# Written request
Quote every line as given.

# Information shown
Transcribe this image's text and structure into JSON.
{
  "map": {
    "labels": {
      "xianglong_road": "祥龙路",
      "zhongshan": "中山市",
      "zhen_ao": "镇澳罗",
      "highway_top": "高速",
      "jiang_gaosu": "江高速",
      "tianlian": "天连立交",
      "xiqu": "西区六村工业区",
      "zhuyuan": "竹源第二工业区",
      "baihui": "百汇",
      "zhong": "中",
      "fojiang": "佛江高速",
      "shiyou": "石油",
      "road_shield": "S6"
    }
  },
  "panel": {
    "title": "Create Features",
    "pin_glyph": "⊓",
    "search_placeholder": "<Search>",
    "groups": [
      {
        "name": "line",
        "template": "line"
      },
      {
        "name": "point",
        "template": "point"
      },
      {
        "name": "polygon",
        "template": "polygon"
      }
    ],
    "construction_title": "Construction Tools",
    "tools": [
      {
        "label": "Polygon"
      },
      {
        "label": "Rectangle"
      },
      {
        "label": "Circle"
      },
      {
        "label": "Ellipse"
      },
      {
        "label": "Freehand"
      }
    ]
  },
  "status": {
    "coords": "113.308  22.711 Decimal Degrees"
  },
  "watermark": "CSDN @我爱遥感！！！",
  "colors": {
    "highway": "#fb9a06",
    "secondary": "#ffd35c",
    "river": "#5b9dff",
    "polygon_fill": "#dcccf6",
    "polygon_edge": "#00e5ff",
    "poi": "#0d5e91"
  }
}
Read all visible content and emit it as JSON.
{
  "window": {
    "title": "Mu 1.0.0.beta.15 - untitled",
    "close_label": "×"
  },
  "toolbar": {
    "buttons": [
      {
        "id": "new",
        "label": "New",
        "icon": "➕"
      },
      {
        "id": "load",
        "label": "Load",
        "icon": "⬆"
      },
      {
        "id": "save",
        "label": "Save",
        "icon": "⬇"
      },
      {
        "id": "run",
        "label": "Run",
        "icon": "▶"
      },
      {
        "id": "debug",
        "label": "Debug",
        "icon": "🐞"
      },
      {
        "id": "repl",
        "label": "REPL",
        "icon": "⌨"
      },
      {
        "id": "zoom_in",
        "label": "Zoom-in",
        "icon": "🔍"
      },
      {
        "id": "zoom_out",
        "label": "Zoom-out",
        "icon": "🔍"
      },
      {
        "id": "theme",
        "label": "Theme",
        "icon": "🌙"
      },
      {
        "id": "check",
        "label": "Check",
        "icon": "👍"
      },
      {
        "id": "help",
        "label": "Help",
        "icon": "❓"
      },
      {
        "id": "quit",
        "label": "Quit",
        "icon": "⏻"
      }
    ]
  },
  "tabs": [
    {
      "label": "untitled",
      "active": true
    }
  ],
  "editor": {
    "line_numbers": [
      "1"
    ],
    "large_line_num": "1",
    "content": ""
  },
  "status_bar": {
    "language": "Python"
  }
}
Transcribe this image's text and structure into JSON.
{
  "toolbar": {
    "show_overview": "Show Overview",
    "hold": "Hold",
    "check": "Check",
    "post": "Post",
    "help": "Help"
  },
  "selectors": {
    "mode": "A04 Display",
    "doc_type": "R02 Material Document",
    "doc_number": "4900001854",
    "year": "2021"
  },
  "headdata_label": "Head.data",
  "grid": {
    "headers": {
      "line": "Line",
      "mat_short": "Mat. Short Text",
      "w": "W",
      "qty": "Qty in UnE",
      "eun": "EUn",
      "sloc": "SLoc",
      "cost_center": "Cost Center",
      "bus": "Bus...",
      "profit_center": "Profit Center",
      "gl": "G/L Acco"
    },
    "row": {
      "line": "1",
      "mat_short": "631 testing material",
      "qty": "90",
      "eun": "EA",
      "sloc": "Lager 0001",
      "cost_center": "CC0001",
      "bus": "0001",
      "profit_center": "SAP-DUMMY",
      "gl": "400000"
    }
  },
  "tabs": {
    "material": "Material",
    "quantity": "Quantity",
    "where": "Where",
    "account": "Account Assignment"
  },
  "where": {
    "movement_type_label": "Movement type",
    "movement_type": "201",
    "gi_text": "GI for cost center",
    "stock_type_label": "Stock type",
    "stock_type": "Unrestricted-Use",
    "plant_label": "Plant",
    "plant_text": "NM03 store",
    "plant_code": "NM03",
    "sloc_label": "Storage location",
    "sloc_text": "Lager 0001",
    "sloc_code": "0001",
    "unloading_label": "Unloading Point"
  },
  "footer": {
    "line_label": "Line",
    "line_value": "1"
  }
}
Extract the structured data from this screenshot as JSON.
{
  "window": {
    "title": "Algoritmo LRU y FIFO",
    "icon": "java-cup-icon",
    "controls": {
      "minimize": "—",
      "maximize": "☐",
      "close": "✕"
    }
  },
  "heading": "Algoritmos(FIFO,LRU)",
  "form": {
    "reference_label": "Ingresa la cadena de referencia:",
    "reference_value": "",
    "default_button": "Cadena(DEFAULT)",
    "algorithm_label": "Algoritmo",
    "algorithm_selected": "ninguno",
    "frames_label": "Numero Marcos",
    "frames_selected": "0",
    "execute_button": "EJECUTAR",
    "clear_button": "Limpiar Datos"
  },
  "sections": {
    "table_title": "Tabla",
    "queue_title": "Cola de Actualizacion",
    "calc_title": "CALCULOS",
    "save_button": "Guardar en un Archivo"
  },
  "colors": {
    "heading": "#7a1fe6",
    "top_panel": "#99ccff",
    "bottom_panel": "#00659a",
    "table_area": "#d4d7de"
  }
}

# Response to this exercise
Transcribe this image's text and structure into JSON.
{
  "map": {
    "labels": {
      "xianglong_road": "祥龙路",
      "zhongshan": "中山市",
      "zhen_ao": "镇澳罗",
      "highway_top": "高速",
      "jiang_gaosu": "江高速",
      "tianlian": "天连立交",
      "xiqu": "西区六村工业区",
      "zhuyuan": "竹源第二工业区",
      "baihui": "百汇",
      "zhong": "中",
      "fojiang": "佛江高速",
      "shiyou": "石油",
      "road_shield": "S6"
    }
  },
  "panel": {
    "title": "Create Features",
    "pin_glyph": "⊓",
    "search_placeholder": "<Search>",
    "groups": [
      {
        "name": "line",
        "template": "line"
      },
      {
        "name": "point",
        "template": "point"
      },
      {
        "name": "polygon",
        "template": "polygon"
      }
    ],
    "construction_title": "Construction Tools",
    "tools": [
      {
        "label": "Polygon"
      },
      {
        "label": "Rectangle"
      },
      {
        "label": "Circle"
      },
      {
        "label": "Ellipse"
      },
      {
        "label": "Freehand"
      }
    ]
  },
  "status": {
    "coords": "113.308  22.711 Decimal Degrees"
  },
  "watermark": "CSDN @我爱遥感！！！",
  "colors": {
    "highway": "#fb9a06",
    "secondary": "#ffd35c",
    "river": "#5b9dff",
    "polygon_fill": "#dcccf6",
    "polygon_edge": "#00e5ff",
    "poi": "#0d5e91"
  }
}
Read all visible content and emit it as JSON.
{
  "window": {
    "title": "Mu 1.0.0.beta.15 - untitled",
    "close_label": "×"
  },
  "toolbar": {
    "buttons": [
      {
        "id": "new",
        "label": "New",
        "icon": "➕"
      },
      {
        "id": "load",
        "label": "Load",
        "icon": "⬆"
      },
      {
        "id": "save",
        "label": "Save",
        "icon": "⬇"
      },
      {
        "id": "run",
        "label": "Run",
        "icon": "▶"
      },
      {
        "id": "debug",
        "label": "Debug",
        "icon": "🐞"
      },
      {
        "id": "repl",
        "label": "REPL",
        "icon": "⌨"
      },
      {
        "id": "zoom_in",
        "label": "Zoom-in",
        "icon": "🔍"
      },
      {
        "id": "zoom_out",
        "label": "Zoom-out",
        "icon": "🔍"
      },
      {
        "id": "theme",
        "label": "Theme",
        "icon": "🌙"
      },
      {
        "id": "check",
        "label": "Check",
        "icon": "👍"
      },
      {
        "id": "help",
        "label": "Help",
        "icon": "❓"
      },
      {
        "id": "quit",
        "label": "Quit",
        "icon": "⏻"
      }
    ]
  },
  "tabs": [
    {
      "label": "untitled",
      "active": true
    }
  ],
  "editor": {
    "line_numbers": [
      "1"
    ],
    "large_line_num": "1",
    "content": ""
  },
  "status_bar": {
    "language": "Python"
  }
}
Transcribe this image's text and structure into JSON.
{
  "toolbar": {
    "show_overview": "Show Overview",
    "hold": "Hold",
    "check": "Check",
    "post": "Post",
    "help": "Help"
  },
  "selectors": {
    "mode": "A04 Display",
    "doc_type": "R02 Material Document",
    "doc_number": "4900001854",
    "year": "2021"
  },
  "headdata_label": "Head.data",
  "grid": {
    "headers": {
      "line": "Line",
      "mat_short": "Mat. Short Text",
      "w": "W",
      "qty": "Qty in UnE",
      "eun": "EUn",
      "sloc": "SLoc",
      "cost_center": "Cost Center",
      "bus": "Bus...",
      "profit_center": "Profit Center",
      "gl": "G/L Acco"
    },
    "row": {
      "line": "1",
      "mat_short": "631 testing material",
      "qty": "90",
      "eun": "EA",
      "sloc": "Lager 0001",
      "cost_center": "CC0001",
      "bus": "0001",
      "profit_center": "SAP-DUMMY",
      "gl": "400000"
    }
  },
  "tabs": {
    "material": "Material",
    "quantity": "Quantity",
    "where": "Where",
    "account": "Account Assignment"
  },
  "where": {
    "movement_type_label": "Movement type",
    "movement_type": "201",
    "gi_text": "GI for cost center",
    "stock_type_label": "Stock type",
    "stock_type": "Unrestricted-Use",
    "plant_label": "Plant",
    "plant_text": "NM03 store",
    "plant_code": "NM03",
    "sloc_label": "Storage location",
    "sloc_text": "Lager 0001",
    "sloc_code": "0001",
    "unloading_label": "Unloading Point"
  },
  "footer": {
    "line_label": "Line",
    "line_value": "1"
  }
}
Extract the structured data from this screenshot as JSON.
{
  "window": {
    "title": "Algoritmo LRU y FIFO",
    "icon": "java-cup-icon",
    "controls": {
      "minimize": "—",
      "maximize": "☐",
      "close": "✕"
    }
  },
  "heading": "Algoritmos(FIFO,LRU)",
  "form": {
    "reference_label": "Ingresa la cadena de referencia:",
    "reference_value": "",
    "default_button": "Cadena(DEFAULT)",
    "algorithm_label": "Algoritmo",
    "algorithm_selected": "ninguno",
    "frames_label": "Numero Marcos",
    "frames_selected": "0",
    "execute_button": "EJECUTAR",
    "clear_button": "Limpiar Datos"
  },
  "sections": {
    "table_title": "Tabla",
    "queue_title": "Cola de Actualizacion",
    "calc_title": "CALCULOS",
    "save_button": "Guardar en un Archivo"
  },
  "colors": {
    "heading": "#7a1fe6",
    "top_panel": "#99ccff",
    "bottom_panel": "#00659a",
    "table_area": "#d4d7de"
  }
}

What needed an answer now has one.